ROWS
>> Begin

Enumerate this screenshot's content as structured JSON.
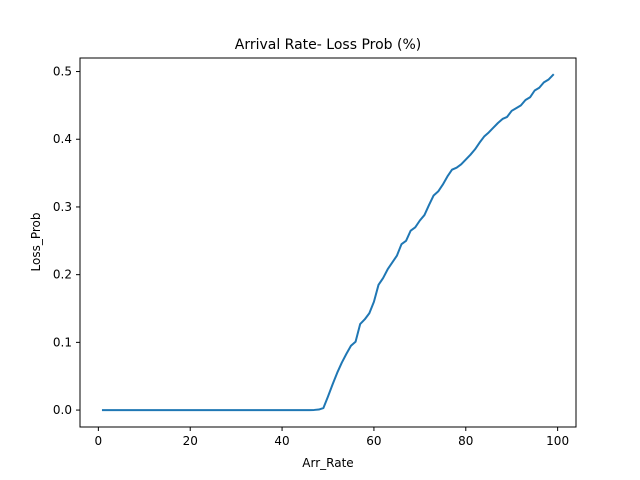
{
  "chart_data": {
    "type": "line",
    "title": "Arrival Rate- Loss Prob (%)",
    "xlabel": "Arr_Rate",
    "ylabel": "Loss_Prob",
    "xlim": [
      -4,
      104
    ],
    "ylim": [
      -0.025,
      0.52
    ],
    "xticks": [
      0,
      20,
      40,
      60,
      80,
      100
    ],
    "xtick_labels": [
      "0",
      "20",
      "40",
      "60",
      "80",
      "100"
    ],
    "yticks": [
      0.0,
      0.1,
      0.2,
      0.3,
      0.4,
      0.5
    ],
    "ytick_labels": [
      "0.0",
      "0.1",
      "0.2",
      "0.3",
      "0.4",
      "0.5"
    ],
    "grid": false,
    "series": [
      {
        "color": "#1f77b4",
        "x": [
          1,
          2,
          3,
          4,
          5,
          6,
          7,
          8,
          9,
          10,
          11,
          12,
          13,
          14,
          15,
          16,
          17,
          18,
          19,
          20,
          21,
          22,
          23,
          24,
          25,
          26,
          27,
          28,
          29,
          30,
          31,
          32,
          33,
          34,
          35,
          36,
          37,
          38,
          39,
          40,
          41,
          42,
          43,
          44,
          45,
          46,
          47,
          48,
          49,
          50,
          51,
          52,
          53,
          54,
          55,
          56,
          57,
          58,
          59,
          60,
          61,
          62,
          63,
          64,
          65,
          66,
          67,
          68,
          69,
          70,
          71,
          72,
          73,
          74,
          75,
          76,
          77,
          78,
          79,
          80,
          81,
          82,
          83,
          84,
          85,
          86,
          87,
          88,
          89,
          90,
          91,
          92,
          93,
          94,
          95,
          96,
          97,
          98,
          99
        ],
        "y": [
          0,
          0,
          0,
          0,
          0,
          0,
          0,
          0,
          0,
          0,
          0,
          0,
          0,
          0,
          0,
          0,
          0,
          0,
          0,
          0,
          0,
          0,
          0,
          0,
          0,
          0,
          0,
          0,
          0,
          0,
          0,
          0,
          0,
          0,
          0,
          0,
          0,
          0,
          0,
          0,
          0,
          0,
          0,
          0,
          0,
          0,
          0.0002,
          0.0008,
          0.003,
          0.02,
          0.038,
          0.055,
          0.07,
          0.083,
          0.095,
          0.101,
          0.127,
          0.134,
          0.143,
          0.16,
          0.185,
          0.195,
          0.208,
          0.218,
          0.228,
          0.245,
          0.25,
          0.265,
          0.27,
          0.28,
          0.288,
          0.303,
          0.317,
          0.323,
          0.333,
          0.345,
          0.355,
          0.358,
          0.363,
          0.37,
          0.377,
          0.385,
          0.395,
          0.404,
          0.41,
          0.417,
          0.424,
          0.43,
          0.433,
          0.442,
          0.446,
          0.45,
          0.458,
          0.462,
          0.472,
          0.476,
          0.484,
          0.488,
          0.495
        ]
      }
    ]
  }
}
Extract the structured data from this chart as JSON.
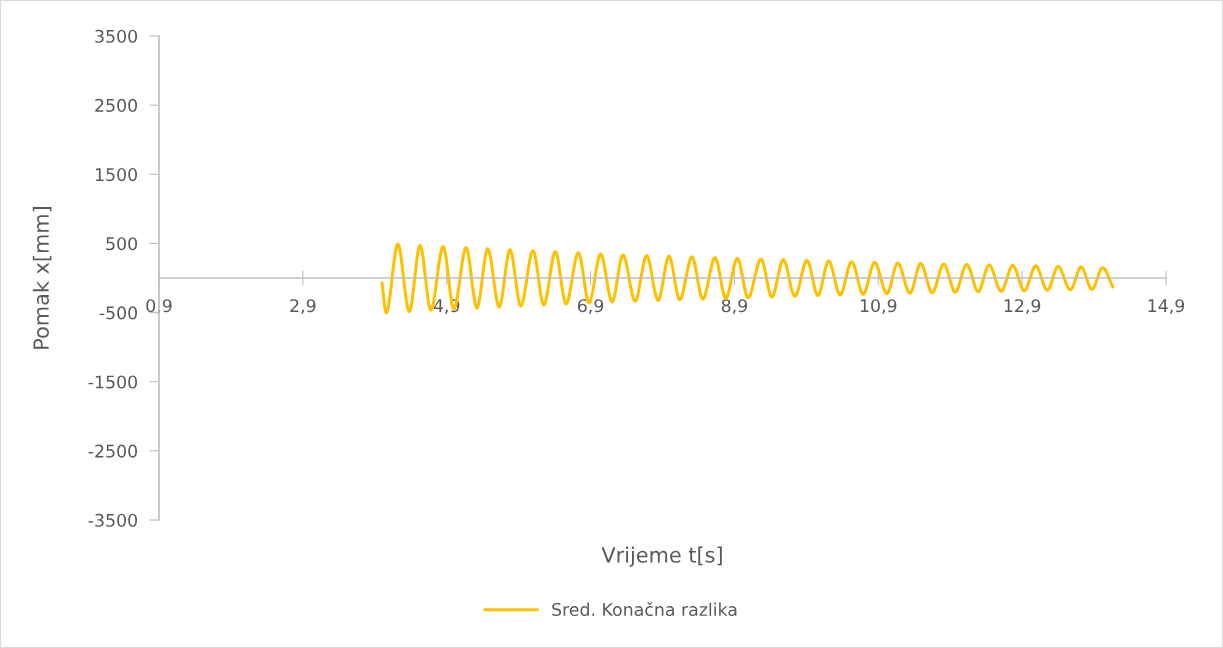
{
  "chart_data": {
    "type": "line",
    "xlabel": "Vrijeme t[s]",
    "ylabel": "Pomak x[mm]",
    "xlim": [
      0.9,
      14.9
    ],
    "xticks": [
      {
        "value": 0.9,
        "label": "0,9"
      },
      {
        "value": 2.9,
        "label": "2,9"
      },
      {
        "value": 4.9,
        "label": "4,9"
      },
      {
        "value": 6.9,
        "label": "6,9"
      },
      {
        "value": 8.9,
        "label": "8,9"
      },
      {
        "value": 10.9,
        "label": "10,9"
      },
      {
        "value": 12.9,
        "label": "12,9"
      },
      {
        "value": 14.9,
        "label": "14,9"
      }
    ],
    "ylim": [
      -3500,
      3500
    ],
    "yticks": [
      -3500,
      -2500,
      -1500,
      -500,
      500,
      1500,
      2500,
      3500
    ],
    "grid": false,
    "legend": "bottom",
    "marker": "none",
    "line_style": "solid",
    "x": [
      4.0,
      4.06,
      4.22,
      4.38,
      4.53,
      4.68,
      4.85,
      5.0,
      5.17,
      5.32,
      5.47,
      5.63,
      5.78,
      5.93,
      6.1,
      6.25,
      6.41,
      6.56,
      6.73,
      6.88,
      7.04,
      7.2,
      7.35,
      7.52,
      7.68,
      7.84,
      7.99,
      8.14,
      8.31,
      8.46,
      8.63,
      8.78,
      8.94,
      9.09,
      9.27,
      9.42,
      9.58,
      9.74,
      9.91,
      10.06,
      10.21,
      10.37,
      10.53,
      10.69,
      10.85,
      11.02,
      11.17,
      11.34,
      11.49,
      11.65,
      11.81,
      11.97,
      12.13,
      12.29,
      12.44,
      12.61,
      12.77,
      12.93,
      13.09,
      13.25,
      13.4,
      13.57,
      13.72,
      13.87,
      14.02,
      14.16
    ],
    "series": [
      {
        "name": "Sred. Konačna razlika",
        "color": "#ffc000",
        "values": [
          -70,
          -505,
          490,
          -485,
          470,
          -465,
          455,
          -450,
          440,
          -435,
          425,
          -420,
          410,
          -405,
          395,
          -390,
          380,
          -375,
          365,
          -360,
          350,
          -345,
          335,
          -335,
          325,
          -325,
          315,
          -315,
          305,
          -305,
          295,
          -295,
          285,
          -285,
          275,
          -275,
          265,
          -265,
          255,
          -255,
          245,
          -245,
          235,
          -235,
          225,
          -228,
          218,
          -220,
          210,
          -213,
          203,
          -206,
          196,
          -199,
          189,
          -192,
          182,
          -185,
          175,
          -178,
          168,
          -172,
          160,
          -165,
          150,
          -130
        ]
      }
    ]
  }
}
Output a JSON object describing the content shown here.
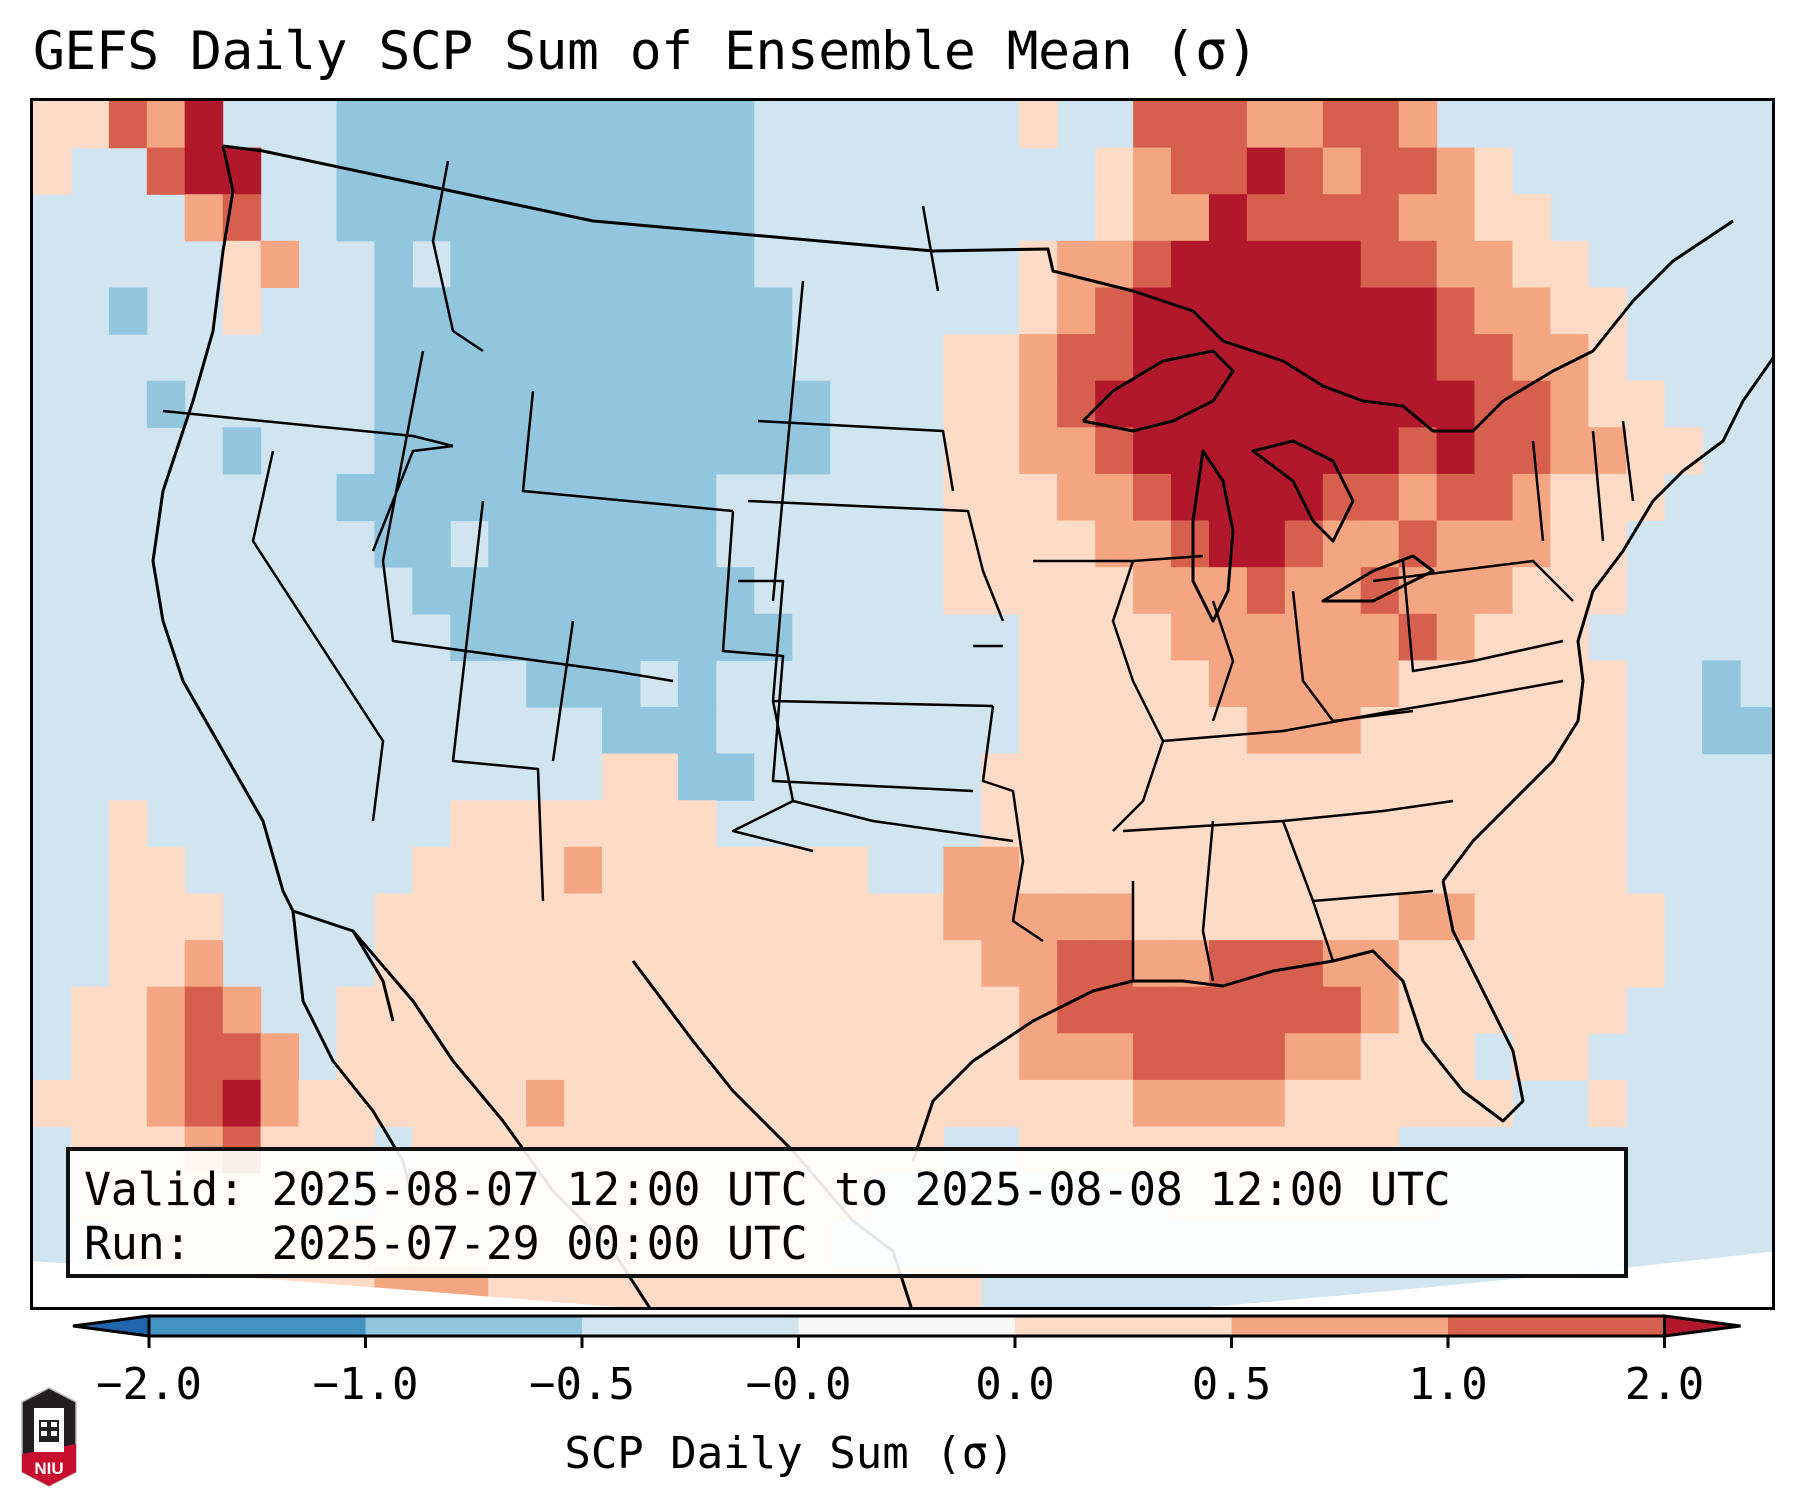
{
  "title": "GEFS Daily SCP Sum of Ensemble Mean (σ)",
  "info": {
    "valid_line": "Valid: 2025-08-07 12:00 UTC to 2025-08-08 12:00 UTC",
    "run_line": "Run:   2025-07-29 00:00 UTC"
  },
  "logo": {
    "text": "NIU",
    "icon": "niu-logo-icon"
  },
  "chart_data": {
    "type": "heatmap",
    "title": "GEFS Daily SCP Sum of Ensemble Mean (σ)",
    "colorbar": {
      "label": "SCP Daily Sum (σ)",
      "extend": "both",
      "ticks": [
        "−2.0",
        "−1.0",
        "−0.5",
        "−0.0",
        "0.0",
        "0.5",
        "1.0",
        "2.0"
      ],
      "bounds": [
        -2.0,
        -1.0,
        -0.5,
        -0.0,
        0.0,
        0.5,
        1.0,
        2.0
      ],
      "colors": [
        "#2166ac",
        "#4393c3",
        "#92c5de",
        "#d1e5f0",
        "#f7f7f7",
        "#fddbc7",
        "#f4a582",
        "#d6604d",
        "#b2182b"
      ]
    },
    "region": "Contiguous United States (Lambert conformal)",
    "grid_note": "Coarse approximation of the gridded field; each value is a color-class index into colorbar.colors",
    "grid": [
      "5576833322222222222333333353377766776333333333",
      "5337883322222222222333333333567787677653333333",
      "3333673322222222222333333333566877776655333333",
      "3333356332322222222333333356678888877665533333",
      "3323353332222222222233333356788888888766553333",
      "3333333332222222222233335567788888888776653333",
      "3332333332222222222223335567888888888877655333",
      "3333323332222222222223335566788888887877665533",
      "3333333322222222223333335556678888776776555333",
      "3333333332232222223333335555667887667666553333",
      "3333333333222222222333335555566676676665553333",
      "3333333333322222222233333355556666667655533333",
      "3333333333333222323333333355555666665555553323",
      "3333333333333332223333333355555566655555553322",
      "3333333333333335522333333555555555555555553333",
      "3353333333355555553333333555555555555555553333",
      "3355333333555565555555336655555555555555553333",
      "3355533335555555555555556666655555556655555333",
      "3355633335555555555555555667766777665555555333",
      "3556763355555555555555555567777777765555553333",
      "3556776355555555555555555566677776655535533333",
      "5556786555555655555555555555566665555553353333",
      "3555675553555555555555553355555555553333333333",
      "3555555535555555555555333333335555555333333333",
      "3355555555555555555553333333333333333333333333",
      "3335555556665555555555555333333333333333333333"
    ]
  }
}
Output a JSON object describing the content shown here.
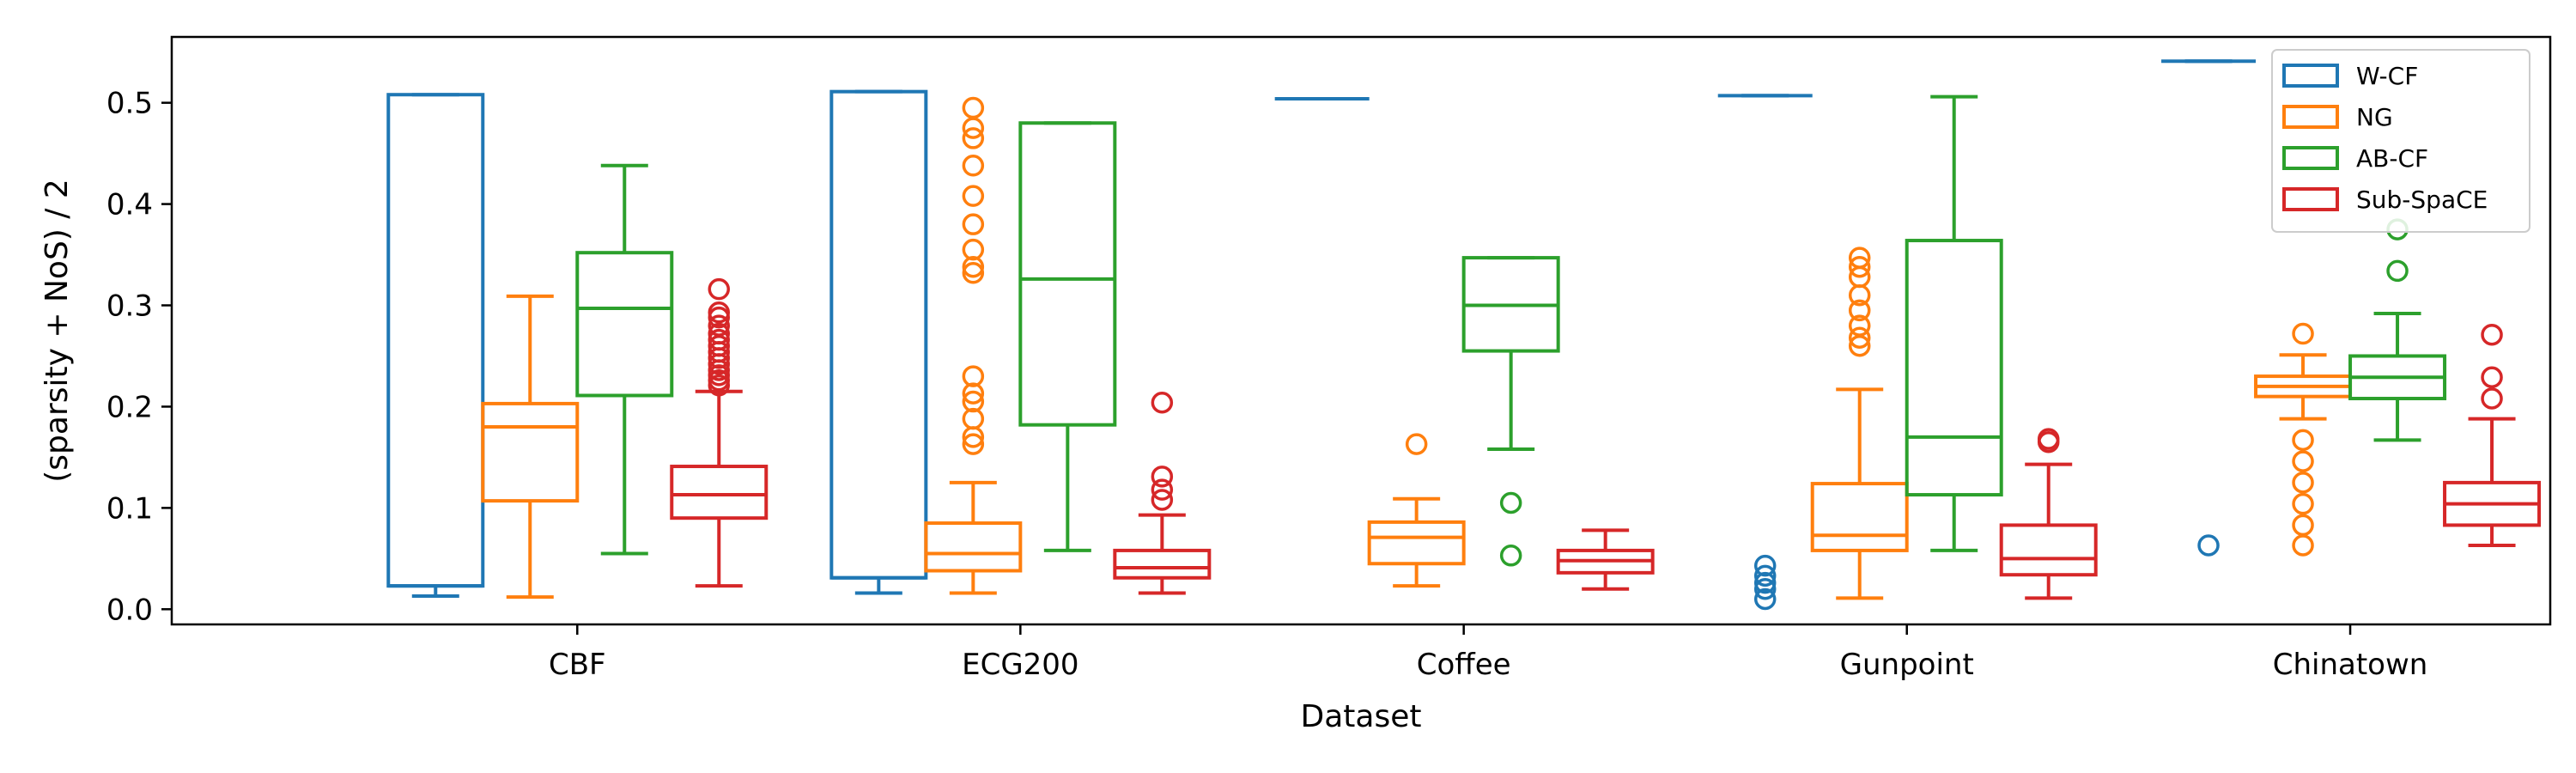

>> End

REQUIREMENTS
Pick out lines containing the word "structured", each one as written.

RESPONSE
Enumerate this screenshot's content as structured JSON.
Extract the structured data from this chart as JSON.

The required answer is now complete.